Esercizi —
1. Rispondi a queste domande sull'articolo sulla Calabria, una per riga:
(a) Quanti calabresi vivono sparsi nel mondo?
(b) Secondo l'articolo sulla Calabria, di quali uomini e donne c'è bisogno?
(c) Come vede oggi la Calabria la maggioranza del Paese?
2. Scrivi il seguito dell'articolo sulla Calabria, partendo dopo l'ultima frase.

Brano —
──────────

I BUONI PROPOSITI PER IL 2023: BISOGNERÀ
CAMBIARE PASSO E CAMBIARE PURE TESTA

si MIMMO NUNNARI – Si auspica da più parti che nel 2023 appena iniziato la Calabria cambi passo, per superare isolamento e  solitudine che hanno radici antiche,  in parte affondate nei torti dello Stato e in parte in quell’esodo biblico di uomini e donne obbligati a partire, per andare dove si trova il pane che a casa propria non c’è. Partiamo da un dato non trascurabile, per parlare di futuro della Calabria, dalla demografia reale e virtuale. Sono più di quattro milioni i calabresi. Metà, due milioni, sono sparsi nel mondo e altri due milioni o quasi vivono nella regione d’origine. Sul tema emigrazione come causa dello svuotamento di braccia e di anima dell’alluce dello stivale (cit. il New York Times) sono state scritte e si scrivono ancora pagine intense nell’ambito della narrativa di qualità, mentre in molti saggi un certo numero di  storici e studiosi hanno tentato di spiegare perché una terra così bella e sorprendente non si è mai sviluppata come tutte le altre terre. 

Ci sono sicuramente colpe interne che conosciamo bene per la mancata crescita della Calabria, tuttavia il fenomeno di un territorio disuguale nell’ambito di una stessa nazione resta unico in Occidente e Europa ed è inutile tornarci sopra. Questo semmai è il momento dell’azione, non più dell’analisi, a cui probabilmente ci penseranno un domani gli storici. Non serve proprio rivangare il recente o lontano passato se si vuole realmente cambiare  passo. Servono piuttosto uomini e donne del “fare”, per uscire dal disagio e “dall’invisibilità” di una regione visibile soltanto per fatti di cronaca. 

Oggi, dalla maggioranza del Paese, la Calabria è vista come la terra dei misteri e delle ombre nere, lontana dalla realtà nazionale e europea e oppressa dalla convinzione di non farcela più a mutare un destino che appare segnato da oscuri presagi. La sua immagine è pessima, ancorché marchiata da pregiudizi e da disprezzo, mentre sull’altro fronte la capacità di reazione, costruzione e ribellione è minima, in mancanza di istituzioni efficienti e di una rete sociale e civica capace di connettere in un circolo virtuoso le energie, le potenzialità, le intelligenze diffuse.

──────────

Dati forniti —
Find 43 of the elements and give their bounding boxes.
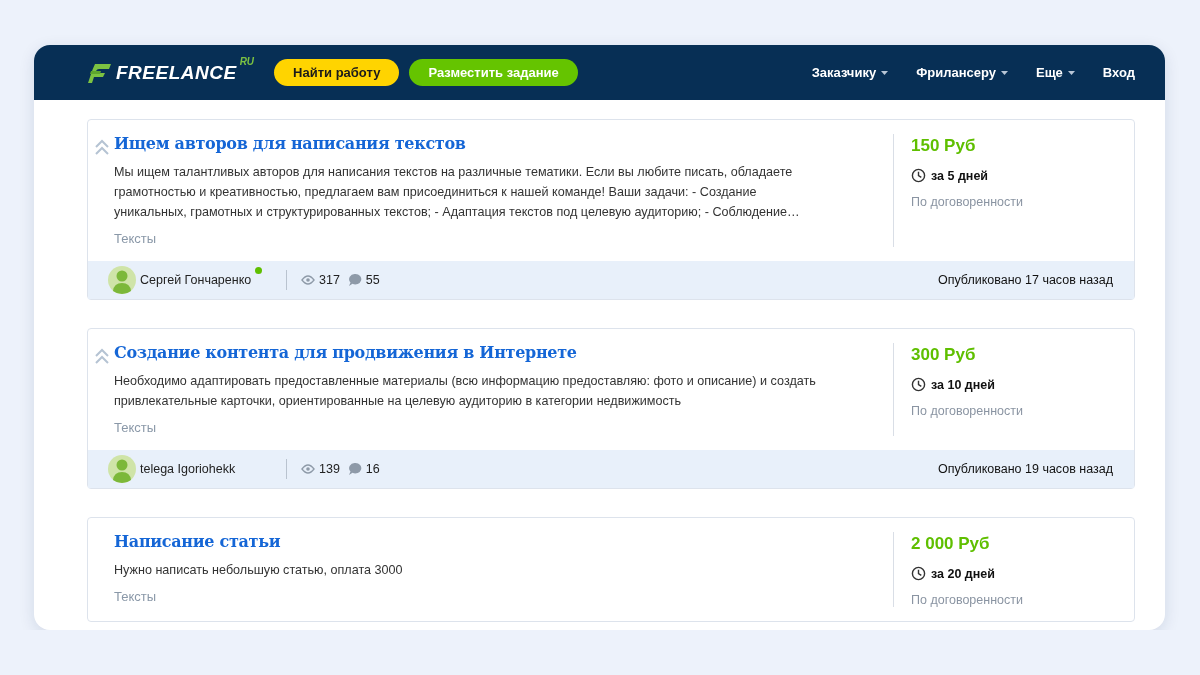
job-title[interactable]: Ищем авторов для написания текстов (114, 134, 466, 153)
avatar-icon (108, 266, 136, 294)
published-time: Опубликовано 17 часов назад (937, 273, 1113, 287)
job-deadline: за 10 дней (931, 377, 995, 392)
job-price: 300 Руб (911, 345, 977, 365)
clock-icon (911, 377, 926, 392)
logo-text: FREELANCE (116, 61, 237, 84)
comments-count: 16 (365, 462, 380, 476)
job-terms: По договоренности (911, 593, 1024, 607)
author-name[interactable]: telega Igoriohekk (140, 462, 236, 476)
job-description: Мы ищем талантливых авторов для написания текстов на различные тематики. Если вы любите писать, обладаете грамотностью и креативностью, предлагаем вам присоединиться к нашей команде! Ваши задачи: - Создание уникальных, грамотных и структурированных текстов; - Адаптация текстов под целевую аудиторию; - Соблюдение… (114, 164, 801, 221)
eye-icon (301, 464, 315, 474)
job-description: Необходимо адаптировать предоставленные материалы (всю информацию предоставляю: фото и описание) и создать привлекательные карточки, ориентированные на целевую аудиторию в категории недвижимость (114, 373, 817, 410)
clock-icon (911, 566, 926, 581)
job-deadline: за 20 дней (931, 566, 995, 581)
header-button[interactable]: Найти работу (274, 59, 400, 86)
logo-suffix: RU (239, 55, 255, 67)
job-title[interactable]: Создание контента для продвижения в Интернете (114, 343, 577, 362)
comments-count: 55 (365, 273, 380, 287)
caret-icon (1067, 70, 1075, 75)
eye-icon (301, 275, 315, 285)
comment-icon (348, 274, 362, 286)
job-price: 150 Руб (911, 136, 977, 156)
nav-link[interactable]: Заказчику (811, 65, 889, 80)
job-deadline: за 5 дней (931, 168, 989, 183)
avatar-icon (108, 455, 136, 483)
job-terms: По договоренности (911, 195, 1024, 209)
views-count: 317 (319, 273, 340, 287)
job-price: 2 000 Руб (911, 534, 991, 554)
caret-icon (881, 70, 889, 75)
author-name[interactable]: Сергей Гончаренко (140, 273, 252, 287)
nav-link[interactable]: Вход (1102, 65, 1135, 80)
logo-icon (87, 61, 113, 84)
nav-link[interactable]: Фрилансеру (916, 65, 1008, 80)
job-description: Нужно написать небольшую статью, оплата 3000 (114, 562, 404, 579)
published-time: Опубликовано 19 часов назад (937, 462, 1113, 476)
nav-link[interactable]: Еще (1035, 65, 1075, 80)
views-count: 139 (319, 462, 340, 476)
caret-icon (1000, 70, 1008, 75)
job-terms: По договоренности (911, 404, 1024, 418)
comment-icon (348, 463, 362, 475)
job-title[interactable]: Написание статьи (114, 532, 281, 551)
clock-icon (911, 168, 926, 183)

──────────

Soluzioni —
1.
(a) Due milioni.
(b) Di uomini e donne del "fare".
(c) Come la terra dei misteri e delle ombre nere.

2.
Secondo un luogo comune si crede che per avvicinare la Calabria al Paese servono più soldi, ma questa è una verità parziale. L’esperienza ci insegna che con i finanziamenti distribuiti senza progetti validi i soldi si sperperano quando non si rubano, e soprattutto le elargizioni non mutano l’impronta deleteria di subordinazione della classe dirigente calabrese alla politica nazionale. 

Qui, ora, prima di tutto occorrerà ricostruire un’idea di Stato che dimostri come il Governo non è unicamente distributore di risorse e assistenza ma è primariamente legge e diritti uguali per tutti; è controllo del territorio per garantire libertà ad ognuno; autorità capace di sostituirsi alle gestioni mafiose o corrotte e ridare fiducia ai cittadini. Ogni istante che si perde, nel sottrarsi a questi compiti, che sono alla base di un’idea democratica di Stato, favorisce l’arretramento di una parte del Paese e spinge l’altra parte verso zone di rischio dove risiede l’aspetto inquietante del nostro tempo: la globalizzazione criminale. Stare fermi significa non avere più in futuro la possibilità di correggere il perpetuarsi di una storia nazionale incompiuta che se non perfezionata trascinerà tutti nella voragine. 

Un vescovo intelligente e illuminato che non c’è più e ci manca, come padre Giuseppe Agostino, sosteneva che la Calabria per cambiare ha bisogno di una “redenzione della sua socialità rimasta bloccata dal lamento, dal fatalismo, dai condizionamenti della politica e della mafia, che è tristemente incidente sulla libertà, condizione primaria di ogni vera crescita”.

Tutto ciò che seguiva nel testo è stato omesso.